--- TASK DETAILS ---
Repeat every record below exactly, leaving out the pictures.

--- RAW RECORDS ---
---------------

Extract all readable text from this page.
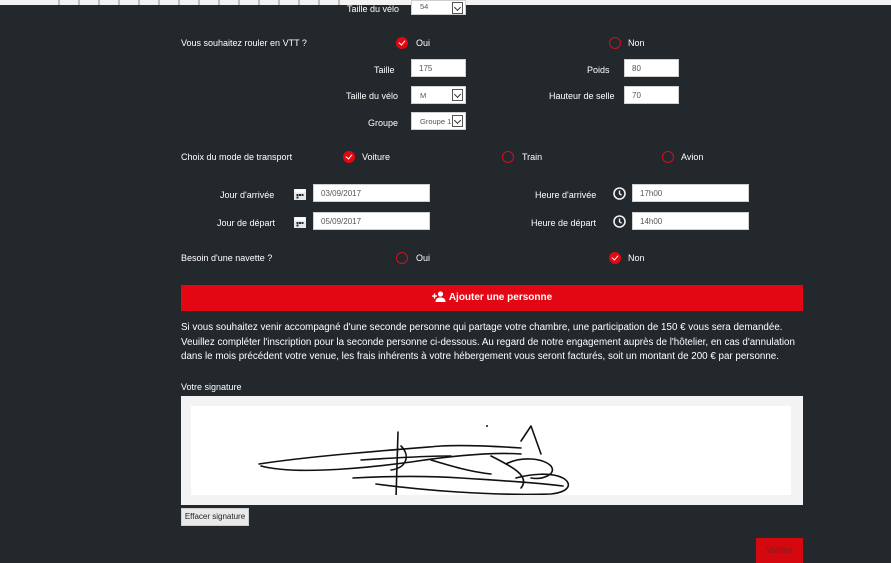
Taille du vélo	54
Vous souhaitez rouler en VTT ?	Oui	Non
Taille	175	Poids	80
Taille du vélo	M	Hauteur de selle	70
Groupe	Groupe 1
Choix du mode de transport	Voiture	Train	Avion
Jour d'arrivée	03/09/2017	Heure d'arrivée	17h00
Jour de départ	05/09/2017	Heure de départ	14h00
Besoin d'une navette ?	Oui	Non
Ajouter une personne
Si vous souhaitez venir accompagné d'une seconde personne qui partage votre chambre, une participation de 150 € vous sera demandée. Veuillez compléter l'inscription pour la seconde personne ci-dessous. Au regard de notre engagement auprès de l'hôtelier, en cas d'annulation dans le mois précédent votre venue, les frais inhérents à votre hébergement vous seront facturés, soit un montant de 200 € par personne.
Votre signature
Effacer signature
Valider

---------------

--- REPLY TO THE EXERCISE ---
Extract all readable text from this page.
Taille du vélo	54
Vous souhaitez rouler en VTT ?	Oui	Non
Taille	175	Poids	80
Taille du vélo	M	Hauteur de selle	70
Groupe	Groupe 1
Choix du mode de transport	Voiture	Train	Avion
Jour d'arrivée	03/09/2017	Heure d'arrivée	17h00
Jour de départ	05/09/2017	Heure de départ	14h00
Besoin d'une navette ?	Oui	Non
Ajouter une personne
Si vous souhaitez venir accompagné d'une seconde personne qui partage votre chambre, une participation de 150 € vous sera demandée. Veuillez compléter l'inscription pour la seconde personne ci-dessous. Au regard de notre engagement auprès de l'hôtelier, en cas d'annulation dans le mois précédent votre venue, les frais inhérents à votre hébergement vous seront facturés, soit un montant de 200 € par personne.
Votre signature
Effacer signature
Valider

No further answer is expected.